_Data for this exercise:_
>>>

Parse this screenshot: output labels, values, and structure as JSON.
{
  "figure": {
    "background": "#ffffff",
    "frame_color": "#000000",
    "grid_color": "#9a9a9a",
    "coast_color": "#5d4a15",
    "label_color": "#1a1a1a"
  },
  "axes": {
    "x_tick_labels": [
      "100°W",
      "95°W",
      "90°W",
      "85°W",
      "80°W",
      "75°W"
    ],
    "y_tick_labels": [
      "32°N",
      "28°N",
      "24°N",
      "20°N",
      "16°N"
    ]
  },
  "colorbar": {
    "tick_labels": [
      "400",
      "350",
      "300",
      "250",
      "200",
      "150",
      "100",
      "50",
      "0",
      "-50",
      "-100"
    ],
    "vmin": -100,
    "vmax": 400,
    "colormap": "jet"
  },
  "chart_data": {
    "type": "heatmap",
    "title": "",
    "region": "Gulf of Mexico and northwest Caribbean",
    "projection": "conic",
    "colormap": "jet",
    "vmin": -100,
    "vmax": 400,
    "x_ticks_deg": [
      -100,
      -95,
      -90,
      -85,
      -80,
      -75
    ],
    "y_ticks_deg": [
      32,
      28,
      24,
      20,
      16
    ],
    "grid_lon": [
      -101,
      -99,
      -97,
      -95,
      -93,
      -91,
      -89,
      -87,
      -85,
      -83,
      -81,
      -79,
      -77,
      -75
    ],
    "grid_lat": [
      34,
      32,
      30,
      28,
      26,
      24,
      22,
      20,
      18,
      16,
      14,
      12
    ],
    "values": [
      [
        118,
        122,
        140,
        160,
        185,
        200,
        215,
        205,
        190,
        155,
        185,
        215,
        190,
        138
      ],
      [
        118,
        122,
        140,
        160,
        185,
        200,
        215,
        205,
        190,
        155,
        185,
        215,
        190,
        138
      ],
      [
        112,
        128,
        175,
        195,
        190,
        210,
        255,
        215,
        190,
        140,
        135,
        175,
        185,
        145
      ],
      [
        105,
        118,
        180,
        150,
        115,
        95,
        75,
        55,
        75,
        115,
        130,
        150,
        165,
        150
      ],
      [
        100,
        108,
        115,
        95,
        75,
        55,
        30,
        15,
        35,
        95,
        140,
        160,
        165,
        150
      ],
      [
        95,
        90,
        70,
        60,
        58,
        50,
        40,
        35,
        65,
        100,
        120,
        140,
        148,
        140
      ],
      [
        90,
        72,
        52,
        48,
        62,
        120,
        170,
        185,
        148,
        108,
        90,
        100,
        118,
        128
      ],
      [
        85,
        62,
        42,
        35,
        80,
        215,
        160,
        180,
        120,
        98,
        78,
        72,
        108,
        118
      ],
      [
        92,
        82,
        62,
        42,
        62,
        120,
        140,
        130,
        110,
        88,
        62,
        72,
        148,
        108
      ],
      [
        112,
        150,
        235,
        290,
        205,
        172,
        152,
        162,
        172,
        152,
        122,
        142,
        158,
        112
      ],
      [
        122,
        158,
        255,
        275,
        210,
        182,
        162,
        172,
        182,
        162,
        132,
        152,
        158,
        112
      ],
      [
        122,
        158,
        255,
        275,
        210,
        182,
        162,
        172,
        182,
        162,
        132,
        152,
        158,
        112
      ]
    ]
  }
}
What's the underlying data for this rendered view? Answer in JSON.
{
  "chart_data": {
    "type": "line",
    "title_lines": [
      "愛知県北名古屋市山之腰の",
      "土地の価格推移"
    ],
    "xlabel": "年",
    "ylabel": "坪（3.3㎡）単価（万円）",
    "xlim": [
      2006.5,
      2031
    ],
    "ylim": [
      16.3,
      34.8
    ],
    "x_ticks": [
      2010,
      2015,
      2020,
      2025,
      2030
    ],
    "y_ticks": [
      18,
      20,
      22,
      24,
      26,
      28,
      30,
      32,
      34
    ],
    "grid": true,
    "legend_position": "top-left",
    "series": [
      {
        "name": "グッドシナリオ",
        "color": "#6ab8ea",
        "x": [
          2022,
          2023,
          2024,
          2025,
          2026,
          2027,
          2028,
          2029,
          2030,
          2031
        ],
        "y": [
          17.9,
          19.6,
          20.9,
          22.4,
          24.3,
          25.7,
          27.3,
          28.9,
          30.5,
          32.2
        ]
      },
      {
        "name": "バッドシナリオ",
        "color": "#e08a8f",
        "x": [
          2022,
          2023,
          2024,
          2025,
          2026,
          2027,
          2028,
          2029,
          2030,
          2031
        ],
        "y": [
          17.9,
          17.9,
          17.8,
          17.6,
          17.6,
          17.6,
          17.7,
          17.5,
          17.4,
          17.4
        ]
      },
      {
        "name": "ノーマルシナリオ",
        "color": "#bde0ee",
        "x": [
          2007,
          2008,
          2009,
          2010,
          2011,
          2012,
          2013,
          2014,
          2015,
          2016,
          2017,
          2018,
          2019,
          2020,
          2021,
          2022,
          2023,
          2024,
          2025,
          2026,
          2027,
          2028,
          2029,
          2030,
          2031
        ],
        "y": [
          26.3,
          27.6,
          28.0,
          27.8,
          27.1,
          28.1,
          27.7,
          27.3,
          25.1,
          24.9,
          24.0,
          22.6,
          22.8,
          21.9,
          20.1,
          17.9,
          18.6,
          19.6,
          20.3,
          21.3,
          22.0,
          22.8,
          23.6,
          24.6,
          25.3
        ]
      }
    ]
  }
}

<<<

_Exercise task:_ Only lines holding the string "JSON" are wanted; gather each one from the entries above.

_Full response:_
Parse this screenshot: output labels, values, and structure as JSON.
What's the underlying data for this rendered view? Answer in JSON.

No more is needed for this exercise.